DESCRIPTION OF THE TASK:
Do not copy the pictures; transcribe all other material exactly.

RECORDS PROVIDED:
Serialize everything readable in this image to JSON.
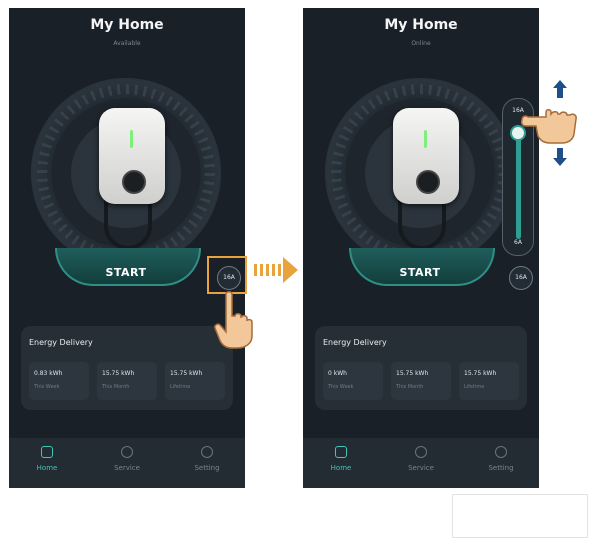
{
  "colors": {
    "background": "#1a2027",
    "accent": "#3fc7b7",
    "highlight": "#e8a33d"
  },
  "left_screen": {
    "title": "My Home",
    "subtitle": "Available",
    "start_label": "START",
    "amp_label": "16A",
    "energy": {
      "title": "Energy Delivery",
      "cells": [
        {
          "value": "0.83 kWh",
          "label": "This Week"
        },
        {
          "value": "15.75 kWh",
          "label": "This Month"
        },
        {
          "value": "15.75 kWh",
          "label": "Lifetime"
        }
      ]
    },
    "nav": [
      {
        "label": "Home",
        "icon": "home-icon"
      },
      {
        "label": "Service",
        "icon": "service-icon"
      },
      {
        "label": "Setting",
        "icon": "setting-icon"
      }
    ]
  },
  "right_screen": {
    "title": "My Home",
    "subtitle": "Online",
    "start_label": "START",
    "amp_label": "16A",
    "slider": {
      "max_label": "16A",
      "min_label": "6A",
      "level": 1.0
    },
    "energy": {
      "title": "Energy Delivery",
      "cells": [
        {
          "value": "0 kWh",
          "label": "This Week"
        },
        {
          "value": "15.75 kWh",
          "label": "This Month"
        },
        {
          "value": "15.75 kWh",
          "label": "Lifetime"
        }
      ]
    },
    "nav": [
      {
        "label": "Home",
        "icon": "home-icon"
      },
      {
        "label": "Service",
        "icon": "service-icon"
      },
      {
        "label": "Setting",
        "icon": "setting-icon"
      }
    ]
  }
}
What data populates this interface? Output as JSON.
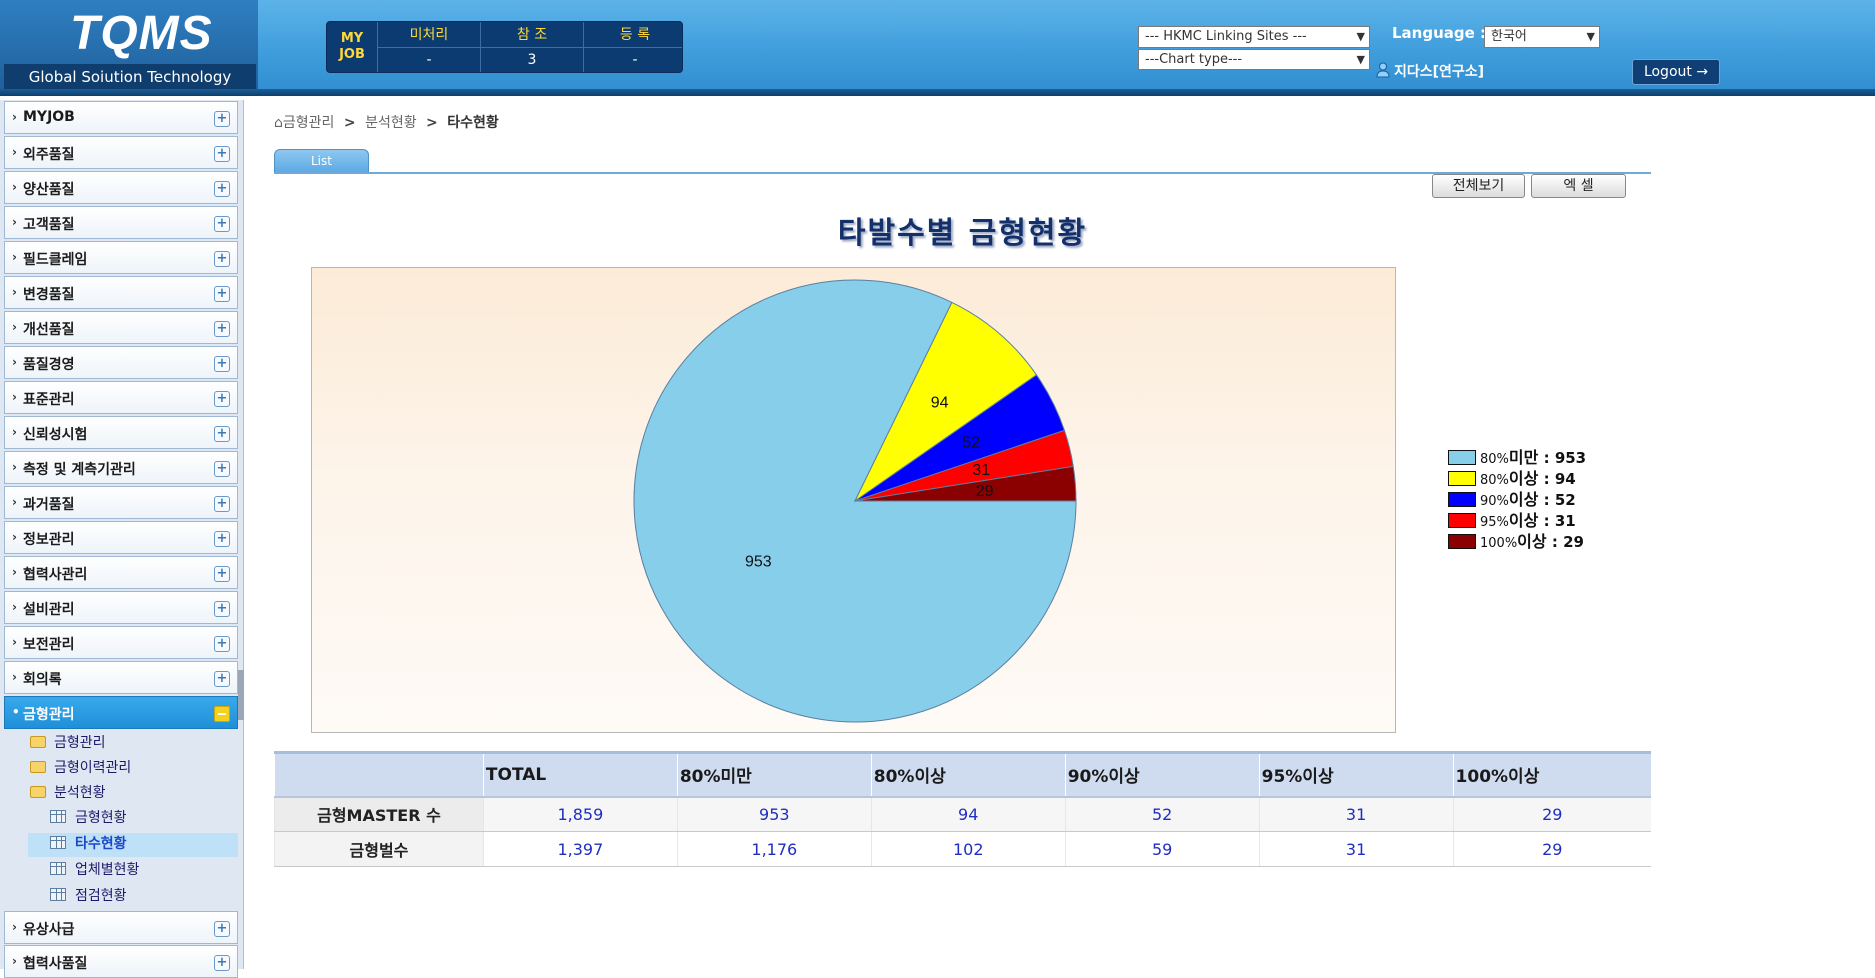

REPLY TO THE EXERCISE:
Serialize everything readable in this image to JSON.
{
  "colors": {
    "background": "#1a2027",
    "accent": "#3fc7b7",
    "highlight": "#e8a33d"
  },
  "left_screen": {
    "title": "My Home",
    "subtitle": "Available",
    "start_label": "START",
    "amp_label": "16A",
    "energy": {
      "title": "Energy Delivery",
      "cells": [
        {
          "value": "0.83 kWh",
          "label": "This Week"
        },
        {
          "value": "15.75 kWh",
          "label": "This Month"
        },
        {
          "value": "15.75 kWh",
          "label": "Lifetime"
        }
      ]
    },
    "nav": [
      {
        "label": "Home",
        "icon": "home-icon"
      },
      {
        "label": "Service",
        "icon": "service-icon"
      },
      {
        "label": "Setting",
        "icon": "setting-icon"
      }
    ]
  },
  "right_screen": {
    "title": "My Home",
    "subtitle": "Online",
    "start_label": "START",
    "amp_label": "16A",
    "slider": {
      "max_label": "16A",
      "min_label": "6A",
      "level": 1.0
    },
    "energy": {
      "title": "Energy Delivery",
      "cells": [
        {
          "value": "0 kWh",
          "label": "This Week"
        },
        {
          "value": "15.75 kWh",
          "label": "This Month"
        },
        {
          "value": "15.75 kWh",
          "label": "Lifetime"
        }
      ]
    },
    "nav": [
      {
        "label": "Home",
        "icon": "home-icon"
      },
      {
        "label": "Service",
        "icon": "service-icon"
      },
      {
        "label": "Setting",
        "icon": "setting-icon"
      }
    ]
  }
}
What data populates this interface? Output as JSON.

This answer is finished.